- [Provided data]:
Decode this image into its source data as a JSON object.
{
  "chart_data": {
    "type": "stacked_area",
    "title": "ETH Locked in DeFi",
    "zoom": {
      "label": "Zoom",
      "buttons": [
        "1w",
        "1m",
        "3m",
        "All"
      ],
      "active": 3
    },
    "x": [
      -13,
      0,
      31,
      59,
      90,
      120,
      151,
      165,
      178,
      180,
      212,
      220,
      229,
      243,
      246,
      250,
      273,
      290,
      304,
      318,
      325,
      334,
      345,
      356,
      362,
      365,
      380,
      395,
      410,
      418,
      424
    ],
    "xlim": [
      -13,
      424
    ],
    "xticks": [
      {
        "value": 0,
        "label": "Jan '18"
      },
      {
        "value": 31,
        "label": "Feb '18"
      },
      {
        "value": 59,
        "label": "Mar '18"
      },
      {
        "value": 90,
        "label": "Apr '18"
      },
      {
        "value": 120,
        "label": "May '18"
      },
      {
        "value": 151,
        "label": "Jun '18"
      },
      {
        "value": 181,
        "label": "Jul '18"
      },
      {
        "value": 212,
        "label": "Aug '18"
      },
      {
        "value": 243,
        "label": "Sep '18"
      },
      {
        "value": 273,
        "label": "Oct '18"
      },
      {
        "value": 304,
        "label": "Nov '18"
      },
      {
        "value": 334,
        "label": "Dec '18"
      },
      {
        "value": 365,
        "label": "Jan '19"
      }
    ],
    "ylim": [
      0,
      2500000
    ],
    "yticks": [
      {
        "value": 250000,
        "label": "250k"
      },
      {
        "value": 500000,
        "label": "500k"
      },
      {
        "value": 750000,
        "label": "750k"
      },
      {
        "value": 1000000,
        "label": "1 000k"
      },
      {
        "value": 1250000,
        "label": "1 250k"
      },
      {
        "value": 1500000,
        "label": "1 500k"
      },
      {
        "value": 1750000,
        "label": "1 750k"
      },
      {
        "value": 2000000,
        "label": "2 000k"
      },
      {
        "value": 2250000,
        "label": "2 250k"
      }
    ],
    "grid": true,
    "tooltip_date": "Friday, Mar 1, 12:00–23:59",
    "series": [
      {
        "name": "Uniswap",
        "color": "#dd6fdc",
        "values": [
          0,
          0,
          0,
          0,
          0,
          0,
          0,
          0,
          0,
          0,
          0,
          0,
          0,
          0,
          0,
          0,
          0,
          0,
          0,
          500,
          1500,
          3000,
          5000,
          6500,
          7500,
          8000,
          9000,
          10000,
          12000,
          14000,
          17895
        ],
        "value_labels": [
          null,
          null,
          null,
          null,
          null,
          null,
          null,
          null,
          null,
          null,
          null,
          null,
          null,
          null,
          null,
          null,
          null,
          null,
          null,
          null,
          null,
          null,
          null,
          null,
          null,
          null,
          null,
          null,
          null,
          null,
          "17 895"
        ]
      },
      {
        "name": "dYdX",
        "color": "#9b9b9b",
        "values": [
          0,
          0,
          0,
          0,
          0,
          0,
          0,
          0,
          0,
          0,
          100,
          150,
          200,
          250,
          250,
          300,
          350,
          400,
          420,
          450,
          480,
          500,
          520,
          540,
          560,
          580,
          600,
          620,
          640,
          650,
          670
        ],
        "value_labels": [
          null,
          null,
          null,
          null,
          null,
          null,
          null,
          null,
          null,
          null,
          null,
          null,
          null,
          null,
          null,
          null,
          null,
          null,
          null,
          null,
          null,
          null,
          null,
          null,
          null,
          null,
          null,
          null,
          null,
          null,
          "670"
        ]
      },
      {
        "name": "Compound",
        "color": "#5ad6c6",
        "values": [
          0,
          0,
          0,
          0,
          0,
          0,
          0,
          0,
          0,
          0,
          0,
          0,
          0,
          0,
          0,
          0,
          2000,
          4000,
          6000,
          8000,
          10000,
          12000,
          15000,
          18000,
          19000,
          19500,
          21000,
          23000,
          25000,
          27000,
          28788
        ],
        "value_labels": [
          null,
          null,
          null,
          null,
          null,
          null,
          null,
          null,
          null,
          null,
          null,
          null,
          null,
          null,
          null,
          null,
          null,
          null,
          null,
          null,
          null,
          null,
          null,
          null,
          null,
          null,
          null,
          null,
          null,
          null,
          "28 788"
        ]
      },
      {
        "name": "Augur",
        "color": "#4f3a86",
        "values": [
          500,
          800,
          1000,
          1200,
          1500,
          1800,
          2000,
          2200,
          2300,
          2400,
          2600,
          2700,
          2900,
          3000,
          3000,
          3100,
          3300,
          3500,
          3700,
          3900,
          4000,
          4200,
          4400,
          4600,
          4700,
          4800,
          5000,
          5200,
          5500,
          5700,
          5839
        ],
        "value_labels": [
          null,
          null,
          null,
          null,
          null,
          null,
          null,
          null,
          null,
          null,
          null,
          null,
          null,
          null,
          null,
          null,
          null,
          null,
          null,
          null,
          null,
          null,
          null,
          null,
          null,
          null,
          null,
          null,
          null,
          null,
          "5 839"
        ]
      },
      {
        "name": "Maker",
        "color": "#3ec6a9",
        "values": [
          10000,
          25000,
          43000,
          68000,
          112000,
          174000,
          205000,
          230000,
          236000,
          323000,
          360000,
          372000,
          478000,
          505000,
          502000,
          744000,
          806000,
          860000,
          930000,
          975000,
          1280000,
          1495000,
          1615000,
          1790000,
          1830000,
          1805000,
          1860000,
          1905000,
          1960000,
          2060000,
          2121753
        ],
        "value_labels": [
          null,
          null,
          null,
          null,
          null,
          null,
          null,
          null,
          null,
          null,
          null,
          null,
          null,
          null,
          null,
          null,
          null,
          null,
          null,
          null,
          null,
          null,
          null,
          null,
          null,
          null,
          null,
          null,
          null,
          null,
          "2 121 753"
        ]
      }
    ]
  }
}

- [Problem statement]: Return every entry exactly as given.

- [Reply to the exercise]:
Decode this image into its source data as a JSON object.
{
  "chart_data": {
    "type": "stacked_area",
    "title": "ETH Locked in DeFi",
    "zoom": {
      "label": "Zoom",
      "buttons": [
        "1w",
        "1m",
        "3m",
        "All"
      ],
      "active": 3
    },
    "x": [
      -13,
      0,
      31,
      59,
      90,
      120,
      151,
      165,
      178,
      180,
      212,
      220,
      229,
      243,
      246,
      250,
      273,
      290,
      304,
      318,
      325,
      334,
      345,
      356,
      362,
      365,
      380,
      395,
      410,
      418,
      424
    ],
    "xlim": [
      -13,
      424
    ],
    "xticks": [
      {
        "value": 0,
        "label": "Jan '18"
      },
      {
        "value": 31,
        "label": "Feb '18"
      },
      {
        "value": 59,
        "label": "Mar '18"
      },
      {
        "value": 90,
        "label": "Apr '18"
      },
      {
        "value": 120,
        "label": "May '18"
      },
      {
        "value": 151,
        "label": "Jun '18"
      },
      {
        "value": 181,
        "label": "Jul '18"
      },
      {
        "value": 212,
        "label": "Aug '18"
      },
      {
        "value": 243,
        "label": "Sep '18"
      },
      {
        "value": 273,
        "label": "Oct '18"
      },
      {
        "value": 304,
        "label": "Nov '18"
      },
      {
        "value": 334,
        "label": "Dec '18"
      },
      {
        "value": 365,
        "label": "Jan '19"
      }
    ],
    "ylim": [
      0,
      2500000
    ],
    "yticks": [
      {
        "value": 250000,
        "label": "250k"
      },
      {
        "value": 500000,
        "label": "500k"
      },
      {
        "value": 750000,
        "label": "750k"
      },
      {
        "value": 1000000,
        "label": "1 000k"
      },
      {
        "value": 1250000,
        "label": "1 250k"
      },
      {
        "value": 1500000,
        "label": "1 500k"
      },
      {
        "value": 1750000,
        "label": "1 750k"
      },
      {
        "value": 2000000,
        "label": "2 000k"
      },
      {
        "value": 2250000,
        "label": "2 250k"
      }
    ],
    "grid": true,
    "tooltip_date": "Friday, Mar 1, 12:00–23:59",
    "series": [
      {
        "name": "Uniswap",
        "color": "#dd6fdc",
        "values": [
          0,
          0,
          0,
          0,
          0,
          0,
          0,
          0,
          0,
          0,
          0,
          0,
          0,
          0,
          0,
          0,
          0,
          0,
          0,
          500,
          1500,
          3000,
          5000,
          6500,
          7500,
          8000,
          9000,
          10000,
          12000,
          14000,
          17895
        ],
        "value_labels": [
          null,
          null,
          null,
          null,
          null,
          null,
          null,
          null,
          null,
          null,
          null,
          null,
          null,
          null,
          null,
          null,
          null,
          null,
          null,
          null,
          null,
          null,
          null,
          null,
          null,
          null,
          null,
          null,
          null,
          null,
          "17 895"
        ]
      },
      {
        "name": "dYdX",
        "color": "#9b9b9b",
        "values": [
          0,
          0,
          0,
          0,
          0,
          0,
          0,
          0,
          0,
          0,
          100,
          150,
          200,
          250,
          250,
          300,
          350,
          400,
          420,
          450,
          480,
          500,
          520,
          540,
          560,
          580,
          600,
          620,
          640,
          650,
          670
        ],
        "value_labels": [
          null,
          null,
          null,
          null,
          null,
          null,
          null,
          null,
          null,
          null,
          null,
          null,
          null,
          null,
          null,
          null,
          null,
          null,
          null,
          null,
          null,
          null,
          null,
          null,
          null,
          null,
          null,
          null,
          null,
          null,
          "670"
        ]
      },
      {
        "name": "Compound",
        "color": "#5ad6c6",
        "values": [
          0,
          0,
          0,
          0,
          0,
          0,
          0,
          0,
          0,
          0,
          0,
          0,
          0,
          0,
          0,
          0,
          2000,
          4000,
          6000,
          8000,
          10000,
          12000,
          15000,
          18000,
          19000,
          19500,
          21000,
          23000,
          25000,
          27000,
          28788
        ],
        "value_labels": [
          null,
          null,
          null,
          null,
          null,
          null,
          null,
          null,
          null,
          null,
          null,
          null,
          null,
          null,
          null,
          null,
          null,
          null,
          null,
          null,
          null,
          null,
          null,
          null,
          null,
          null,
          null,
          null,
          null,
          null,
          "28 788"
        ]
      },
      {
        "name": "Augur",
        "color": "#4f3a86",
        "values": [
          500,
          800,
          1000,
          1200,
          1500,
          1800,
          2000,
          2200,
          2300,
          2400,
          2600,
          2700,
          2900,
          3000,
          3000,
          3100,
          3300,
          3500,
          3700,
          3900,
          4000,
          4200,
          4400,
          4600,
          4700,
          4800,
          5000,
          5200,
          5500,
          5700,
          5839
        ],
        "value_labels": [
          null,
          null,
          null,
          null,
          null,
          null,
          null,
          null,
          null,
          null,
          null,
          null,
          null,
          null,
          null,
          null,
          null,
          null,
          null,
          null,
          null,
          null,
          null,
          null,
          null,
          null,
          null,
          null,
          null,
          null,
          "5 839"
        ]
      },
      {
        "name": "Maker",
        "color": "#3ec6a9",
        "values": [
          10000,
          25000,
          43000,
          68000,
          112000,
          174000,
          205000,
          230000,
          236000,
          323000,
          360000,
          372000,
          478000,
          505000,
          502000,
          744000,
          806000,
          860000,
          930000,
          975000,
          1280000,
          1495000,
          1615000,
          1790000,
          1830000,
          1805000,
          1860000,
          1905000,
          1960000,
          2060000,
          2121753
        ],
        "value_labels": [
          null,
          null,
          null,
          null,
          null,
          null,
          null,
          null,
          null,
          null,
          null,
          null,
          null,
          null,
          null,
          null,
          null,
          null,
          null,
          null,
          null,
          null,
          null,
          null,
          null,
          null,
          null,
          null,
          null,
          null,
          "2 121 753"
        ]
      }
    ]
  }
}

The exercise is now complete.